::: GIVEN DATA
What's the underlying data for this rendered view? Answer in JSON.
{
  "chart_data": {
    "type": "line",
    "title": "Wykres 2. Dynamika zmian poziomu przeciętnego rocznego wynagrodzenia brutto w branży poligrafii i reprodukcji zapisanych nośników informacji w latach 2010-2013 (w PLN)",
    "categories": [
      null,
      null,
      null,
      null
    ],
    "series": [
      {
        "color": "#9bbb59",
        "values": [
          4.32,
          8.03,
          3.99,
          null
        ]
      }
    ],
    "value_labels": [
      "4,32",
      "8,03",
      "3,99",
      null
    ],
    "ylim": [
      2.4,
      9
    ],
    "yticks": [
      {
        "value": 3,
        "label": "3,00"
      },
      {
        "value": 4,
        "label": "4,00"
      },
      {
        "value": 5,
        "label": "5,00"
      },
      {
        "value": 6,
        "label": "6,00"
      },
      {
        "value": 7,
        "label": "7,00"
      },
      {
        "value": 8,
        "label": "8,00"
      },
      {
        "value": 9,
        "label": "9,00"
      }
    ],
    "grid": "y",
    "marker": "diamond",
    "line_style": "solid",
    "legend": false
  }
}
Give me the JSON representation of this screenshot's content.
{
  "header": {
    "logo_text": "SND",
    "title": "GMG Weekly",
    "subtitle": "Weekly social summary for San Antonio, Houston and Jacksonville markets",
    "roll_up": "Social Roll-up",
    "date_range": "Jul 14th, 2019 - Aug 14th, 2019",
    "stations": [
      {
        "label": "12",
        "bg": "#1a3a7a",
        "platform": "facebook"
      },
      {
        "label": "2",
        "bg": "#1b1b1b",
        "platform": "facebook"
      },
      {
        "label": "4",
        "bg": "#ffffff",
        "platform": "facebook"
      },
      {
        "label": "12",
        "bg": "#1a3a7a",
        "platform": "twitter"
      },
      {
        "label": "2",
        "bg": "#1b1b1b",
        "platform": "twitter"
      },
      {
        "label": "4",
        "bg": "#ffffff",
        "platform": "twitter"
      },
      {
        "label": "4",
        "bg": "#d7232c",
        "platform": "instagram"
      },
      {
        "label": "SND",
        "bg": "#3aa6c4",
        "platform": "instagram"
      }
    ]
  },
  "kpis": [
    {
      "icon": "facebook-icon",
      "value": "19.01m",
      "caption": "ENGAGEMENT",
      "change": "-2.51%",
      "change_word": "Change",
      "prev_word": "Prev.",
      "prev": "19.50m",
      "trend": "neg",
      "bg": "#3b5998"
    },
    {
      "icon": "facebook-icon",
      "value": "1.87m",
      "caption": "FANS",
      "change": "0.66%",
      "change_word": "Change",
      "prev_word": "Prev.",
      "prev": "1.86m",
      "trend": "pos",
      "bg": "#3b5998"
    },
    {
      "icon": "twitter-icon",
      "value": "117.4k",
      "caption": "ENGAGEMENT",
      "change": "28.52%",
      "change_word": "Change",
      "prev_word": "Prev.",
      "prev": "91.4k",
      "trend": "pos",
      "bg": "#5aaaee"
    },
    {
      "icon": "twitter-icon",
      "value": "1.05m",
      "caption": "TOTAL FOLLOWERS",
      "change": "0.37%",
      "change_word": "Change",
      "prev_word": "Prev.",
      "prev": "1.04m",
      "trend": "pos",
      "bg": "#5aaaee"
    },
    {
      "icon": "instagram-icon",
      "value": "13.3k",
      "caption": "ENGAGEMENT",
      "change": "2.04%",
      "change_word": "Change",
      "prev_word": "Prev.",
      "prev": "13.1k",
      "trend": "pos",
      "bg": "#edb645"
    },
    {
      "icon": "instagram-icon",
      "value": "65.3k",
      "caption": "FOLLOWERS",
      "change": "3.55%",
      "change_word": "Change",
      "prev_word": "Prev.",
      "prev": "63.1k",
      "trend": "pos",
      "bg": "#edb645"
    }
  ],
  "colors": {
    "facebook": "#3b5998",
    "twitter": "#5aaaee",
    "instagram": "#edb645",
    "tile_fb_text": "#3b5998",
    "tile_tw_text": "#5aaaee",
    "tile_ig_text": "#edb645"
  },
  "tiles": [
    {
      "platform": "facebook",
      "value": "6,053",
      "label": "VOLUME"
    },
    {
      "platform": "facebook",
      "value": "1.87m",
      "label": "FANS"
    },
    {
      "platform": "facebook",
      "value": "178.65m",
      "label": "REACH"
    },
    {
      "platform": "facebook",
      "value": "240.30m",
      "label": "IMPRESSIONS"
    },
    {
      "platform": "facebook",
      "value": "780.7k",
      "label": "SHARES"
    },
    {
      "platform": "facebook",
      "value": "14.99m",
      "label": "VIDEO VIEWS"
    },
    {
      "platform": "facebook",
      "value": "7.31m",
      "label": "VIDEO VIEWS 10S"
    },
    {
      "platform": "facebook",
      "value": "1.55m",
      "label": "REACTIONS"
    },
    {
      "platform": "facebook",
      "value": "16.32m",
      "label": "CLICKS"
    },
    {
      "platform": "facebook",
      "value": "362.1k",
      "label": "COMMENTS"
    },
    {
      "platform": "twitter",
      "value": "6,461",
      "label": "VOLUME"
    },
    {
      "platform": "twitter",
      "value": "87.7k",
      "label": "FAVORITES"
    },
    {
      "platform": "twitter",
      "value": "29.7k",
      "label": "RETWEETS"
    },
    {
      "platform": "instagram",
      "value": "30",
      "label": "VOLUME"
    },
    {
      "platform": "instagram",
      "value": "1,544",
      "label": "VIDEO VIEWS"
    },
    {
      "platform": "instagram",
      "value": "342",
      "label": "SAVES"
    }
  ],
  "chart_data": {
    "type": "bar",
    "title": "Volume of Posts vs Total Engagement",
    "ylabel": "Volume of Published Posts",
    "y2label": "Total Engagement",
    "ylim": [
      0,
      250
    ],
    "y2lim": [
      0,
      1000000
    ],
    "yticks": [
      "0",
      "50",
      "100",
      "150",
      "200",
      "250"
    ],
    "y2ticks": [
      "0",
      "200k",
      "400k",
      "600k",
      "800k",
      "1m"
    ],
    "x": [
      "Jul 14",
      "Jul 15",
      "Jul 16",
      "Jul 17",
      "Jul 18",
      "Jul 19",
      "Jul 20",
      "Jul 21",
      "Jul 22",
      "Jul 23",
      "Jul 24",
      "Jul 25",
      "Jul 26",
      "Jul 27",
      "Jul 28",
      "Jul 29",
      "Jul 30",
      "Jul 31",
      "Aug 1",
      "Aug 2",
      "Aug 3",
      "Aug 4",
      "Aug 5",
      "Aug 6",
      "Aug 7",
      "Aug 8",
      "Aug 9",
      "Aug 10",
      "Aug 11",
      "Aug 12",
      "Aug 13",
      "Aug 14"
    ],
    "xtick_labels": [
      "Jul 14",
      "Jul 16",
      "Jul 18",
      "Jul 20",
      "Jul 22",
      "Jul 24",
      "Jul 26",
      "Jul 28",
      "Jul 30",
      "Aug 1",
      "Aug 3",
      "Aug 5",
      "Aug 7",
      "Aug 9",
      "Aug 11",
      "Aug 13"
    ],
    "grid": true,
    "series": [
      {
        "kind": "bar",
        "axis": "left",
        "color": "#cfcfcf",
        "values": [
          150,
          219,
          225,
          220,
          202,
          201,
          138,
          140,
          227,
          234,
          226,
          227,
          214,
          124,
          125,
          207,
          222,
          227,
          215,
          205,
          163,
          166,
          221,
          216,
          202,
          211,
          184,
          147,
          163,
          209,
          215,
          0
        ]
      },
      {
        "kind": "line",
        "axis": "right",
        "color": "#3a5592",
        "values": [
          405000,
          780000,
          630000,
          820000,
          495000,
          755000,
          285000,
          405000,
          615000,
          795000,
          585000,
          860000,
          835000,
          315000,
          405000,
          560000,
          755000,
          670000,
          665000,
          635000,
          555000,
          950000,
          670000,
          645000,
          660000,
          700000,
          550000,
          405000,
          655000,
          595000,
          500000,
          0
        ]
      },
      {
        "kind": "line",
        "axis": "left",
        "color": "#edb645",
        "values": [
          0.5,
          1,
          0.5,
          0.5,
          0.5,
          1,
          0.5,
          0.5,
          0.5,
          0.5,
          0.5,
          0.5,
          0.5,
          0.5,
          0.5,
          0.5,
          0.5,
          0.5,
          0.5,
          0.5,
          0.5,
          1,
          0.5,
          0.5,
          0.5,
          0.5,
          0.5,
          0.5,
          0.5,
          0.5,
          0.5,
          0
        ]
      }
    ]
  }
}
::::::
• **AIM OF THE EXERCISE**
Look through the entries above and report each line where the string "Posts" occurs.

• **TASK ANSWER**
    "title": "Volume of Posts vs Total Engagement",
    "ylabel": "Volume of Published Posts",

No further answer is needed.